→ Stated goal A
In the passage on Russian censorship, copy the stretch from "While he was" through "question or two.", switching "forbidden" to "banned".
→ Stated goal B
According to the passage on Russian censorship, how many copies of the magazine did the English Bookstore say were waiting at the censor's office?
>> start Text extract
But when a foreigner offered the magazine to me regularly, unmutilated, I did not refuse it. When a Russian volunteered to furnish me with it, later on, I read it. When I saw summaries of the prohibited articles in the Russian press, I looked them over to see whether they were well done. When I saw another copy of the "Century," with other American magazines, at the house of a second Russian, I did not shut my eyes to the fact, neither did I close my ears when I was told that divers instructors of youth in Petersburg, Moscow, and elsewhere were in regular receipt of it, on the principle which is said to govern good men away from home, viz., that in order to preach effectively against evil one must make personal acquaintance with it. I was also told at the English Bookstore that they had seven or eight copies of the magazine, which had been subscribed for through them, lying at the censor's office awaiting proper action on the part of the subscribers. What that action was I did not ask at the time, in my embarrassment of riches. It will be perceived that when we add the copies received by officials, and those given to the members of the Diplomatic Corps who desired it, there was no real dearth of the "Century" at any time.

About this time, also, I had occasion to hunt up a package of miscellaneous newspapers, which had lingered as such parcels are apt to linger in all post-offices. In pursuance of my preconceived notions, I jumped to the conclusion that the censor had them, regardless of the contingency that they might have been lost out of Russia. I called to ask for the papers. The official whom I found explained, with native Russian courtesy, that I had come to the wrong place, that office being devoted to foreign matter in book form; but that, in all probability, the papers had become separated from their wrapper in the newspaper department (which was heedless) when they had been opened for examination, and hence it had been impossible to deliver them. Still, they might have been detained for some good reason, and he would endeavor to find some record of them.

While he was gone, my eyes fell upon his account-book, which lay open before me. It constituted a sort of literary book-keeping. The entries showed what books had been received, what had been forbidden, what was to be erased, whose property had been manipulated, and, most interesting of all, which forbidden books had been issued by permission, and to whom. Among these I read the titles of works by Stepniak, and of various works on Nihilism, all of which must certainly have come within the category of utterly proscribed literature, and not of that which is promptly forwarded to its address after a more or less liberal sprinkling of "caviare." As I am not in the habit of reading private records on the sly, even when thus tempted, I informed the official on his return of my action, and asked a question or two.

"Do you really let people have these forbidden books?" "Certainly," was his half-surprised, half-indignant reply. "And what can one have?" "Anything," said he, "only we must, of course, have some knowledge of the person. What would you like?"

I could only express my regret that I felt no craving for any prohibited literature at that moment, but I told him that I would endeavor to cultivate a taste in that direction to oblige him; and I suggested that, as his knowledge of me was confined to the last ten minutes, I did not quite understand how he could pass judgment as to what mental and moral food was suited to my constitution, and as to the use I might make of it. He laughed amiably, and said: "Nitchevo,--that's all right; you may have whatever you please." I never had occasion to avail myself of the offer, but I know that Russians who are well posted do so, although I also know that many Russians are not aware of their privileges in this direction. It is customary to require from Russians who receive literature of this sort a promise that they will let no other person see it,--an engagement which is as religiously observed as might be expected, as the authorities are doubtless aware.
>> end Text extract
>> start Data records
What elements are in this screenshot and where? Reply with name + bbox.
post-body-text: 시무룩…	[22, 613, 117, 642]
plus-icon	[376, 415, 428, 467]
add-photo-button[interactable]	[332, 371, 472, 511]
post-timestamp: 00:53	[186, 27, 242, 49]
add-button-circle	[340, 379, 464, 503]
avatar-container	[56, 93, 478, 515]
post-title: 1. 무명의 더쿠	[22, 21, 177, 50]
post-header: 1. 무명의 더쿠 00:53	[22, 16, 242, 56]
>> end Data records
→ Expected output A
While he was gone, my eyes fell upon his account-book, which lay open before me. It constituted a sort of literary book-keeping. The entries showed what books had been received, what had been banned, what was to be erased, whose property had been manipulated, and, most interesting of all, which banned books had been issued by permission, and to whom. Among these I read the titles of works by Stepniak, and of various works on Nihilism, all of which must certainly have come within the category of utterly proscribed literature, and not of that which is promptly forwarded to its address after a more or less liberal sprinkling of "caviare." As I am not in the habit of reading private records on the sly, even when thus tempted, I informed the official on his return of my action, and asked a question or two.

→ Expected output B
Seven or eight copies.